** Your objective **
Here are some records; return them all exactly.

(Saved data entries)

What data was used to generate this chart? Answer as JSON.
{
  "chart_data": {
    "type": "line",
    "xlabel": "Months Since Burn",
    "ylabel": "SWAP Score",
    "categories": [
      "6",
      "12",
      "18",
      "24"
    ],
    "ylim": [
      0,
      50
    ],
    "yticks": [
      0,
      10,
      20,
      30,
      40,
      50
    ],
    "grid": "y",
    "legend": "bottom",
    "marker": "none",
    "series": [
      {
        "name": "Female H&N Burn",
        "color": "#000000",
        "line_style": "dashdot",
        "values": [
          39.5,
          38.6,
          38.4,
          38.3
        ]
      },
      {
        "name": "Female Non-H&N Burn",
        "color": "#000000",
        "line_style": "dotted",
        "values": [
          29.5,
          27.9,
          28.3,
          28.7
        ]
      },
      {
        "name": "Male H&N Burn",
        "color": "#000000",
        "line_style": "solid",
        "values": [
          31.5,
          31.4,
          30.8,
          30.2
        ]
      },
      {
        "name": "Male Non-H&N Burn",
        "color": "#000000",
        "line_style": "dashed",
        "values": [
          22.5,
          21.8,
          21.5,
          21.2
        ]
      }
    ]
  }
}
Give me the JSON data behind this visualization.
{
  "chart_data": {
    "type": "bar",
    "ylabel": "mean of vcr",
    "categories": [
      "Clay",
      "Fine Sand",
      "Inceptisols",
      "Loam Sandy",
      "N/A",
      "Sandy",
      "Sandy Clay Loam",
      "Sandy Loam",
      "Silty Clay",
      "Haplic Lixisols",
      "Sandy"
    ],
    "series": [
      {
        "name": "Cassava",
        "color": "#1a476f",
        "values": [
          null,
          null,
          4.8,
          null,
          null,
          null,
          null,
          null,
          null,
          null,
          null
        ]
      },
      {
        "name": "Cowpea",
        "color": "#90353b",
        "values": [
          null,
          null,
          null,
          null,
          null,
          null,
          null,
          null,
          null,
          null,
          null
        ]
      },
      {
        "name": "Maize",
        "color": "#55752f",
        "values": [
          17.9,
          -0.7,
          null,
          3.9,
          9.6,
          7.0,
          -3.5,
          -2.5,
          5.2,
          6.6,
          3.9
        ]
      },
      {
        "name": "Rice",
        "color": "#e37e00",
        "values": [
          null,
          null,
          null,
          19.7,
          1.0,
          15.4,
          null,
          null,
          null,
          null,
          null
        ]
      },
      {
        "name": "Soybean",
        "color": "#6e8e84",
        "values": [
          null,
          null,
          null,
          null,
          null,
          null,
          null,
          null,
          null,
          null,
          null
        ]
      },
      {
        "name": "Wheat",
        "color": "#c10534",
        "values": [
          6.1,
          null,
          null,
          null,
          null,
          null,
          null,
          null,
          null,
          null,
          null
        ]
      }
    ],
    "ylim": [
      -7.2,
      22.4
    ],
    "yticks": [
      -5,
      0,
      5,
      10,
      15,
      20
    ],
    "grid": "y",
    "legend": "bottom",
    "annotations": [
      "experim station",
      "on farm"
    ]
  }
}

** Written solution **
What data was used to generate this chart? Answer as JSON.
{
  "chart_data": {
    "type": "line",
    "xlabel": "Months Since Burn",
    "ylabel": "SWAP Score",
    "categories": [
      "6",
      "12",
      "18",
      "24"
    ],
    "ylim": [
      0,
      50
    ],
    "yticks": [
      0,
      10,
      20,
      30,
      40,
      50
    ],
    "grid": "y",
    "legend": "bottom",
    "marker": "none",
    "series": [
      {
        "name": "Female H&N Burn",
        "color": "#000000",
        "line_style": "dashdot",
        "values": [
          39.5,
          38.6,
          38.4,
          38.3
        ]
      },
      {
        "name": "Female Non-H&N Burn",
        "color": "#000000",
        "line_style": "dotted",
        "values": [
          29.5,
          27.9,
          28.3,
          28.7
        ]
      },
      {
        "name": "Male H&N Burn",
        "color": "#000000",
        "line_style": "solid",
        "values": [
          31.5,
          31.4,
          30.8,
          30.2
        ]
      },
      {
        "name": "Male Non-H&N Burn",
        "color": "#000000",
        "line_style": "dashed",
        "values": [
          22.5,
          21.8,
          21.5,
          21.2
        ]
      }
    ]
  }
}
Give me the JSON data behind this visualization.
{
  "chart_data": {
    "type": "bar",
    "ylabel": "mean of vcr",
    "categories": [
      "Clay",
      "Fine Sand",
      "Inceptisols",
      "Loam Sandy",
      "N/A",
      "Sandy",
      "Sandy Clay Loam",
      "Sandy Loam",
      "Silty Clay",
      "Haplic Lixisols",
      "Sandy"
    ],
    "series": [
      {
        "name": "Cassava",
        "color": "#1a476f",
        "values": [
          null,
          null,
          4.8,
          null,
          null,
          null,
          null,
          null,
          null,
          null,
          null
        ]
      },
      {
        "name": "Cowpea",
        "color": "#90353b",
        "values": [
          null,
          null,
          null,
          null,
          null,
          null,
          null,
          null,
          null,
          null,
          null
        ]
      },
      {
        "name": "Maize",
        "color": "#55752f",
        "values": [
          17.9,
          -0.7,
          null,
          3.9,
          9.6,
          7.0,
          -3.5,
          -2.5,
          5.2,
          6.6,
          3.9
        ]
      },
      {
        "name": "Rice",
        "color": "#e37e00",
        "values": [
          null,
          null,
          null,
          19.7,
          1.0,
          15.4,
          null,
          null,
          null,
          null,
          null
        ]
      },
      {
        "name": "Soybean",
        "color": "#6e8e84",
        "values": [
          null,
          null,
          null,
          null,
          null,
          null,
          null,
          null,
          null,
          null,
          null
        ]
      },
      {
        "name": "Wheat",
        "color": "#c10534",
        "values": [
          6.1,
          null,
          null,
          null,
          null,
          null,
          null,
          null,
          null,
          null,
          null
        ]
      }
    ],
    "ylim": [
      -7.2,
      22.4
    ],
    "yticks": [
      -5,
      0,
      5,
      10,
      15,
      20
    ],
    "grid": "y",
    "legend": "bottom",
    "annotations": [
      "experim station",
      "on farm"
    ]
  }
}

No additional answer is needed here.